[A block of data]
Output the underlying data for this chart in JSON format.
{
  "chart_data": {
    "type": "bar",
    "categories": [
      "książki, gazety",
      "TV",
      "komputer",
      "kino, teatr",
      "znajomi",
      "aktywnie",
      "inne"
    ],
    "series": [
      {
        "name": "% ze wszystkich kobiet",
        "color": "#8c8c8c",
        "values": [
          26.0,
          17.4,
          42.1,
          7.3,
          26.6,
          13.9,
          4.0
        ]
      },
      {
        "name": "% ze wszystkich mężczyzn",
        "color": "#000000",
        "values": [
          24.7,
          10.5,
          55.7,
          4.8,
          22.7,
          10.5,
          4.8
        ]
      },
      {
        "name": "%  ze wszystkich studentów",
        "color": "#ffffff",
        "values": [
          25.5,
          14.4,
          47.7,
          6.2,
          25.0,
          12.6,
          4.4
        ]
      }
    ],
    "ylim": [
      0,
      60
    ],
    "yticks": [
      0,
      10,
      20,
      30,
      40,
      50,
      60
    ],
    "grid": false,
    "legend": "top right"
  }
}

:: GOAL OF THE EXERCISE ::
Exact copies of all the records are required.

:: SOLUTION TO THE EXERCISE ::
Output the underlying data for this chart in JSON format.
{
  "chart_data": {
    "type": "bar",
    "categories": [
      "książki, gazety",
      "TV",
      "komputer",
      "kino, teatr",
      "znajomi",
      "aktywnie",
      "inne"
    ],
    "series": [
      {
        "name": "% ze wszystkich kobiet",
        "color": "#8c8c8c",
        "values": [
          26.0,
          17.4,
          42.1,
          7.3,
          26.6,
          13.9,
          4.0
        ]
      },
      {
        "name": "% ze wszystkich mężczyzn",
        "color": "#000000",
        "values": [
          24.7,
          10.5,
          55.7,
          4.8,
          22.7,
          10.5,
          4.8
        ]
      },
      {
        "name": "%  ze wszystkich studentów",
        "color": "#ffffff",
        "values": [
          25.5,
          14.4,
          47.7,
          6.2,
          25.0,
          12.6,
          4.4
        ]
      }
    ],
    "ylim": [
      0,
      60
    ],
    "yticks": [
      0,
      10,
      20,
      30,
      40,
      50,
      60
    ],
    "grid": false,
    "legend": "top right"
  }
}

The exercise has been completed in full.